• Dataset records
----------------------------------------

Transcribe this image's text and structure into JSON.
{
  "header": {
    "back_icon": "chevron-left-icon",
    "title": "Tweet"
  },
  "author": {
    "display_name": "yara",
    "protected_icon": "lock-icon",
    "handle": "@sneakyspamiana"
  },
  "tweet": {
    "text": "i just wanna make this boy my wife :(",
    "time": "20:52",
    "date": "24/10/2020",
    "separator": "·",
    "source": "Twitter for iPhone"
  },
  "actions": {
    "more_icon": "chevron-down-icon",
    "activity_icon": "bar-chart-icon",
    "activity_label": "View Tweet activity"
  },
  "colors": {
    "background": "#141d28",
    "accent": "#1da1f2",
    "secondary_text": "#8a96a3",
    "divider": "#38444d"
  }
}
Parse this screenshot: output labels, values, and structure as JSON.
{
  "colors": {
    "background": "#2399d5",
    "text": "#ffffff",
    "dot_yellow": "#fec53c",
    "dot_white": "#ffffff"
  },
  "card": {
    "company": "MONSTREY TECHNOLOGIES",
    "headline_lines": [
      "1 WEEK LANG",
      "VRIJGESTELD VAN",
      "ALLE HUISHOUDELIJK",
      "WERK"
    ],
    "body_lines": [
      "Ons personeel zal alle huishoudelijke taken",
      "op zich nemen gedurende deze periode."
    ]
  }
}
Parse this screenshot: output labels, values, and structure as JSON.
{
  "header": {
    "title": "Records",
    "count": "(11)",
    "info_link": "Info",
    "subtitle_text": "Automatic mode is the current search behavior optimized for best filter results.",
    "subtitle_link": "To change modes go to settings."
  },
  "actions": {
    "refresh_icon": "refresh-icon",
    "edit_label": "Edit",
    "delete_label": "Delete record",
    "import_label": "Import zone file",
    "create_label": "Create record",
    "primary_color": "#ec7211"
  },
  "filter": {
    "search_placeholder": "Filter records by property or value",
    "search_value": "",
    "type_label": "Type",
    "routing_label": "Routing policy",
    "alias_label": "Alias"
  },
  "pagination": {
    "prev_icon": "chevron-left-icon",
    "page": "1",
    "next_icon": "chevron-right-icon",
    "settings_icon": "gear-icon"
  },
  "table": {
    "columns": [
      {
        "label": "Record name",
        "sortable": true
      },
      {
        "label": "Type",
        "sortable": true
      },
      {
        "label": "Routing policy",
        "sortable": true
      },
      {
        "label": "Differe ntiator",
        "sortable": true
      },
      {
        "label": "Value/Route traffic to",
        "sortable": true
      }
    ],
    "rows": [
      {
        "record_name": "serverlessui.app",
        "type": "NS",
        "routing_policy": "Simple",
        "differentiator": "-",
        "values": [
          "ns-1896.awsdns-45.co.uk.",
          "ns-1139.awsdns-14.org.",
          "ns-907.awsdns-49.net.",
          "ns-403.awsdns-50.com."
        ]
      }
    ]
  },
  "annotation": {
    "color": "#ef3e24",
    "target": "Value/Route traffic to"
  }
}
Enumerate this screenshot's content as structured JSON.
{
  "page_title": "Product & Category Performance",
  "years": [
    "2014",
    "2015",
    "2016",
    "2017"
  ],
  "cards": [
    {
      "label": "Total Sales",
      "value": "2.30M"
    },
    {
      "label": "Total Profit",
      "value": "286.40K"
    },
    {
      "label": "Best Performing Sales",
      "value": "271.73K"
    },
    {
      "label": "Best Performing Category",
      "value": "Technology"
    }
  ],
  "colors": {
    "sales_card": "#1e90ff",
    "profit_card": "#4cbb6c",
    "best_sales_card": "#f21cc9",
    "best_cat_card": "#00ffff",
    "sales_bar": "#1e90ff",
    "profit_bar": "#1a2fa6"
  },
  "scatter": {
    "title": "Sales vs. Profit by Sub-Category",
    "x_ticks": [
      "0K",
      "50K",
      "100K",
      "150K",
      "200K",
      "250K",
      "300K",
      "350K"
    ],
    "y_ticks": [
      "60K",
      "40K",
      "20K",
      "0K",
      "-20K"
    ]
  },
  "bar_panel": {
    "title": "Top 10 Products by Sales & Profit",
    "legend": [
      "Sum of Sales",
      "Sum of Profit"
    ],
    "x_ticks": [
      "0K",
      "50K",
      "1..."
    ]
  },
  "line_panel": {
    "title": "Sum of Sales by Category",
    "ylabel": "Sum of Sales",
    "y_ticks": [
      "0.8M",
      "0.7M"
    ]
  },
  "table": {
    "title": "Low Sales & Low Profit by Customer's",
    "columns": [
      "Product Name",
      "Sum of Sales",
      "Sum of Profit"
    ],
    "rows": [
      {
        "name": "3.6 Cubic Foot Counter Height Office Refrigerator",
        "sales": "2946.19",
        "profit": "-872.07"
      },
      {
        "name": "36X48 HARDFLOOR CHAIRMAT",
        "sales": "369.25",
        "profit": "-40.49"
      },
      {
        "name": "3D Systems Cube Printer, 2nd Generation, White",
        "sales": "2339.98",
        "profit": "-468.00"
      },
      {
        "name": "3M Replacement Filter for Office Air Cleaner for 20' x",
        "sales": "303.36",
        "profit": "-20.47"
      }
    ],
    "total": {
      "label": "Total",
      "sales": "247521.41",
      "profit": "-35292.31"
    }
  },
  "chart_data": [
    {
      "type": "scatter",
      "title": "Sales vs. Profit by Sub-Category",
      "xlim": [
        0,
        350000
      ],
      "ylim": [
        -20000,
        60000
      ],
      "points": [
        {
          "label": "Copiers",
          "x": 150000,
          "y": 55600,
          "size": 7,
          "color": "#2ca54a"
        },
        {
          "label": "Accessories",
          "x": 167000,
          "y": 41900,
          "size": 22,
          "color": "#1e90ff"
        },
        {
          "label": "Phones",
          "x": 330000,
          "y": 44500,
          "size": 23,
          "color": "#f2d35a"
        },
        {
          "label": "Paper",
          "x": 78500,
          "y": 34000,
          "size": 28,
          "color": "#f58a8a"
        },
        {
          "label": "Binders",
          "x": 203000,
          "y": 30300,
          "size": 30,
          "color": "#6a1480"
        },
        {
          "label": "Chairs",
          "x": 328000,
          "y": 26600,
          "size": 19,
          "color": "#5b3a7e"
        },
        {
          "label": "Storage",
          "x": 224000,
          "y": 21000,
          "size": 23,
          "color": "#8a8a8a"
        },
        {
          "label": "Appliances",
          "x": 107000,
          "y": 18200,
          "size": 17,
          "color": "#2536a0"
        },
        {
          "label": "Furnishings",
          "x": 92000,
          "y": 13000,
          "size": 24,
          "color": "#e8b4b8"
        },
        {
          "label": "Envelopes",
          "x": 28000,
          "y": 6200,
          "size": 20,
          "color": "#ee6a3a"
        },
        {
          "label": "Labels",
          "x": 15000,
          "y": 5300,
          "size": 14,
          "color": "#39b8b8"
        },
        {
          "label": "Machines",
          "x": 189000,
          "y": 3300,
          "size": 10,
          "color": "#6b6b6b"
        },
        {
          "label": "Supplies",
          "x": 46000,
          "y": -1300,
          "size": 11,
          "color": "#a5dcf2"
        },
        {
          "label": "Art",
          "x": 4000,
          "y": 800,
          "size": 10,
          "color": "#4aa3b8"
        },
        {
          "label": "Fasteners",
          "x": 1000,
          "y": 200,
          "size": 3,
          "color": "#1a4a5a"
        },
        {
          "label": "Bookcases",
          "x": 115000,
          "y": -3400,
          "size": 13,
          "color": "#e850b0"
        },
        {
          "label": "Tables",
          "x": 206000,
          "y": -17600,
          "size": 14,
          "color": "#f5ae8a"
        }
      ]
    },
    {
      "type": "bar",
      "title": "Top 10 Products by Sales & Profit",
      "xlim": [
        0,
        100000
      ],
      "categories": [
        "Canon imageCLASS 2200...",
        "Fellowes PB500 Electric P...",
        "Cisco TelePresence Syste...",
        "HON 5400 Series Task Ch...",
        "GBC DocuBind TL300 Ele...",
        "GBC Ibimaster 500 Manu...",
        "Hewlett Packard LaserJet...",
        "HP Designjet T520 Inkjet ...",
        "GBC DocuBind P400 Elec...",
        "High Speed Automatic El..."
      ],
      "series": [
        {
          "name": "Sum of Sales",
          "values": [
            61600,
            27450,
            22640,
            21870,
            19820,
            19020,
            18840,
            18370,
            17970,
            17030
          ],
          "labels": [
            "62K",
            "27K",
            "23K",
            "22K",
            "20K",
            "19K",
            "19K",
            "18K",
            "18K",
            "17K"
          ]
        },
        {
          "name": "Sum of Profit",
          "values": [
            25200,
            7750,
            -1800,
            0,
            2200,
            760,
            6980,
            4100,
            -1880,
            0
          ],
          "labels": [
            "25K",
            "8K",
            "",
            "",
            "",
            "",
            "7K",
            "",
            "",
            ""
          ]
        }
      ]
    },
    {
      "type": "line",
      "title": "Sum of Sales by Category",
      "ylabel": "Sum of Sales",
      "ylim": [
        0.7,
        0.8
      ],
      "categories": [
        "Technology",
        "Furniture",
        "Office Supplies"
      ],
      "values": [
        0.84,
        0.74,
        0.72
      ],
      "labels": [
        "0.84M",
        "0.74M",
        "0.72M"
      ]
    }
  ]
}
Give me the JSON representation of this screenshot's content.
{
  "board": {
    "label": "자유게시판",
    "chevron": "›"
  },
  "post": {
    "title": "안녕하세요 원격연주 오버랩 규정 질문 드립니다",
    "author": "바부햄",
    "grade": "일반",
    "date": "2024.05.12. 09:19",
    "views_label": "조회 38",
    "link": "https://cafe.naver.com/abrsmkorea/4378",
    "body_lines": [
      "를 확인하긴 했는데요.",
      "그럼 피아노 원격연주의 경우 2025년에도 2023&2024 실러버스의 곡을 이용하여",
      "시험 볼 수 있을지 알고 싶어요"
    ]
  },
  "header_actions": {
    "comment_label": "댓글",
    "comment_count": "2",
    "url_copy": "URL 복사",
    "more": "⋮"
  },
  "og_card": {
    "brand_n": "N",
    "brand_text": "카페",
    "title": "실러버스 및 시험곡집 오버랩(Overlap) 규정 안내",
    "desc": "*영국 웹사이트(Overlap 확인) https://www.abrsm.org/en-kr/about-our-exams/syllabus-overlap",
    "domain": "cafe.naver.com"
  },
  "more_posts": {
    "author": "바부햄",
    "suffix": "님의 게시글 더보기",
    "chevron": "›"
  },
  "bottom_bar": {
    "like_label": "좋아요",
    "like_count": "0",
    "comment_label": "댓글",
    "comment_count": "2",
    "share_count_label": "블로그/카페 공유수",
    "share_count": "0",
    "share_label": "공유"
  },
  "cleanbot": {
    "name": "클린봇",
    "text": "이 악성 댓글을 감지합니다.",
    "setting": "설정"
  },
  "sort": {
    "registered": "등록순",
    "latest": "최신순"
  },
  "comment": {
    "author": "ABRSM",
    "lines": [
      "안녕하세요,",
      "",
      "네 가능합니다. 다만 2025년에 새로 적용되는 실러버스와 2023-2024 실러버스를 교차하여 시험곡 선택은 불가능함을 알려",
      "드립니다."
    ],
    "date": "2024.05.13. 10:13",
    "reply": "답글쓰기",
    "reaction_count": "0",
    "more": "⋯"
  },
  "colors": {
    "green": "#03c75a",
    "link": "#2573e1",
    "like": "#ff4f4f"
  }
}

----------------------------------------

• Task to carry out
Tally how many lines of the records hold the word "this". Answer with the number only.

• Complete response
6